=== BAGIAN LATIHAN ===
1) Ubah paragraf dalam kutipan yang diawali "Al-Quran memberikan petunjuk" menjadi daftar poin singkat yang memuat fakta-fakta utamanya.
2) Menurut kutipan, apa sendi utama yang esensial dari Islam?

=== KUTIPAN ===
══════

Agama
Islam, agama yang kita anut dan dianut oleh ratusan juta kaum Muslim di
seluruh dunia, merupakan way of life yang menjamin kebahagiaan hidup
pemeluknya di dunia dan di akhirat kelak. Ia mempunyai satu sendi utama
yang esensial: berfungsi memberi petunjuk ke jalan yang sebaik-baiknya.
Allah berfirman,
Sesungguhnya Al-Quran ini memberi petunjuk menuju jalan yang sebaik-baiknya (QS, 17:9).
Al-Quran
memberikan petunjuk dalam persoalan-persoalan akidah, syariah, dan
akhlak, dengan jalan meletakkan dasar-dasar prinsip mengenai
persoalan-persoalan tersebut; dan Allah SWT menugaskan Rasul saw., untuk
memberikan keterangan yang lengkap mengenai dasar-dasar itu:
Kami
telah turunkan kepadamu Al-Dzikr (Al-Quran) untuk kamu terangkan kepada
manusia apa-apa yang diturunkan kepada mereka agar mereka berpikir (QS 16:44).
Disamping
keterangan yang diberikan oleh Rasulullah saw., Allah memerintahkan
pula kepada umat manusia seluruhnya agar memperhatikan dan mempelajari
Al-Quran:
Tidaklah mereka memperhatikan isi Al-Quran, bahkan ataukah hati mereka tertutup (QS 47:24).

══════

=== ENTRI YANG DIEKSTRAK ===
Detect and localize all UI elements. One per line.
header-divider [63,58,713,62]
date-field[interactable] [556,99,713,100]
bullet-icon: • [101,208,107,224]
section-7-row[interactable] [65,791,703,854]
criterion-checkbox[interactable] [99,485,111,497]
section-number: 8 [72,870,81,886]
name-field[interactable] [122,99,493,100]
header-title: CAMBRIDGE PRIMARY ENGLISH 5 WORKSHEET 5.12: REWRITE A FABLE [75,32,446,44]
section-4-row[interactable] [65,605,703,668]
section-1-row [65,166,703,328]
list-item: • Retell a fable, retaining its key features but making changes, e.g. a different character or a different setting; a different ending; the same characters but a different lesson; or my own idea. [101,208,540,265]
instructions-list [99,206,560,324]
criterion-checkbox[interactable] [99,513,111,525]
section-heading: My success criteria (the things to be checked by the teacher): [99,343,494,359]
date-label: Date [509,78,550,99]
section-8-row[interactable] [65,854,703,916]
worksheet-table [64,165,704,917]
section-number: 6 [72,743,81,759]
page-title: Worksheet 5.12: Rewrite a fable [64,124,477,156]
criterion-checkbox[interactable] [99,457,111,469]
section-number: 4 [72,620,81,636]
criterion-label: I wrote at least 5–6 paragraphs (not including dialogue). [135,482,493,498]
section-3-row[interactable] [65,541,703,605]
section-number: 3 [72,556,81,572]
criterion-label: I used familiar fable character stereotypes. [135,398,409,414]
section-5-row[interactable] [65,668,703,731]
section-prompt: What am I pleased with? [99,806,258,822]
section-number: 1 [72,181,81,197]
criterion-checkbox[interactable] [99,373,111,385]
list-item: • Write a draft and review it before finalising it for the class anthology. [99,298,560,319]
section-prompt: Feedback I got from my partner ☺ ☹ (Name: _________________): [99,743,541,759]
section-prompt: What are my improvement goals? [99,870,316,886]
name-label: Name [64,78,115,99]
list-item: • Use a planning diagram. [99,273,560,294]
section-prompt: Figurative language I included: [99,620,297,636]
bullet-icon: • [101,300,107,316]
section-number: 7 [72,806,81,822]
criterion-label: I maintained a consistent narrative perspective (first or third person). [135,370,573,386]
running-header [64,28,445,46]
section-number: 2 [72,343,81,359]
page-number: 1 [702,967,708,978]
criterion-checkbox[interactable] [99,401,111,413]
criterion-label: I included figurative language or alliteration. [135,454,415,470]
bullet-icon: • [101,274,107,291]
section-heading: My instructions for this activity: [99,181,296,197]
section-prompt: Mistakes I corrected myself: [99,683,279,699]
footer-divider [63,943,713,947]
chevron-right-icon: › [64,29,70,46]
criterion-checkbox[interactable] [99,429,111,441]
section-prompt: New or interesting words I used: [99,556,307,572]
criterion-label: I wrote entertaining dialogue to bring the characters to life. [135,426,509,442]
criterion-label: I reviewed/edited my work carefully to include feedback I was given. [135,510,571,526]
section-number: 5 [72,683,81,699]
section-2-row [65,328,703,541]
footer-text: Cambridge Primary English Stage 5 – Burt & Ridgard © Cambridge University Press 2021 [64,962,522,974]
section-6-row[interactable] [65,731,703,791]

══════

=== JAWABAN ===
1)
- Al-Quran memberi petunjuk dalam persoalan akidah, syariah, dan akhlak.
- Petunjuk itu diberikan dengan meletakkan dasar-dasar prinsip mengenai persoalan-persoalan tersebut.
- Allah SWT menugaskan Rasul saw. untuk memberikan keterangan yang lengkap mengenai dasar-dasar itu.

2) Berfungsi memberi petunjuk ke jalan yang sebaik-baiknya.